- **Given data**:
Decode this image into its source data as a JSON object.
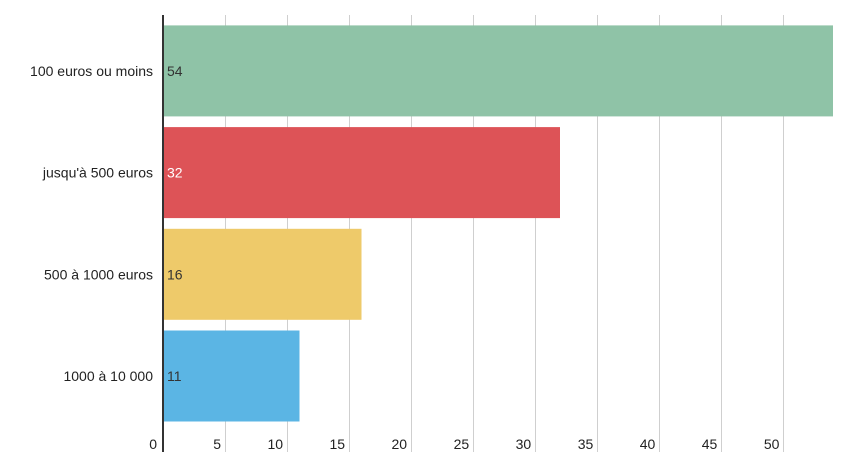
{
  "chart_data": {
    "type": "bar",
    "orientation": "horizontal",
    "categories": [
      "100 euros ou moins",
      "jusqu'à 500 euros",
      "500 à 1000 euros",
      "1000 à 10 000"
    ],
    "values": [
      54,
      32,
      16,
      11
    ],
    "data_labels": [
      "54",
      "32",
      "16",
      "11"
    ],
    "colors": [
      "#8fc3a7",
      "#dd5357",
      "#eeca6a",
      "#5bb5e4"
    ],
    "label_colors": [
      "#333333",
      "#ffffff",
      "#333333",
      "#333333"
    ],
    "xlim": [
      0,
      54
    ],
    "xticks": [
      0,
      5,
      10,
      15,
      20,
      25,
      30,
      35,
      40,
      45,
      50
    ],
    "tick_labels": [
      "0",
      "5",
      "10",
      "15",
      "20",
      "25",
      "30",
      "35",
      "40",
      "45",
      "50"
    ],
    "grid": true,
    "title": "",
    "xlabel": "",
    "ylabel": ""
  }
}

- **What you have to do**:
Could you reproduce every record above exactly, leaving out the pictures?

- **Answer below**:
Decode this image into its source data as a JSON object.
{
  "chart_data": {
    "type": "bar",
    "orientation": "horizontal",
    "categories": [
      "100 euros ou moins",
      "jusqu'à 500 euros",
      "500 à 1000 euros",
      "1000 à 10 000"
    ],
    "values": [
      54,
      32,
      16,
      11
    ],
    "data_labels": [
      "54",
      "32",
      "16",
      "11"
    ],
    "colors": [
      "#8fc3a7",
      "#dd5357",
      "#eeca6a",
      "#5bb5e4"
    ],
    "label_colors": [
      "#333333",
      "#ffffff",
      "#333333",
      "#333333"
    ],
    "xlim": [
      0,
      54
    ],
    "xticks": [
      0,
      5,
      10,
      15,
      20,
      25,
      30,
      35,
      40,
      45,
      50
    ],
    "tick_labels": [
      "0",
      "5",
      "10",
      "15",
      "20",
      "25",
      "30",
      "35",
      "40",
      "45",
      "50"
    ],
    "grid": true,
    "title": "",
    "xlabel": "",
    "ylabel": ""
  }
}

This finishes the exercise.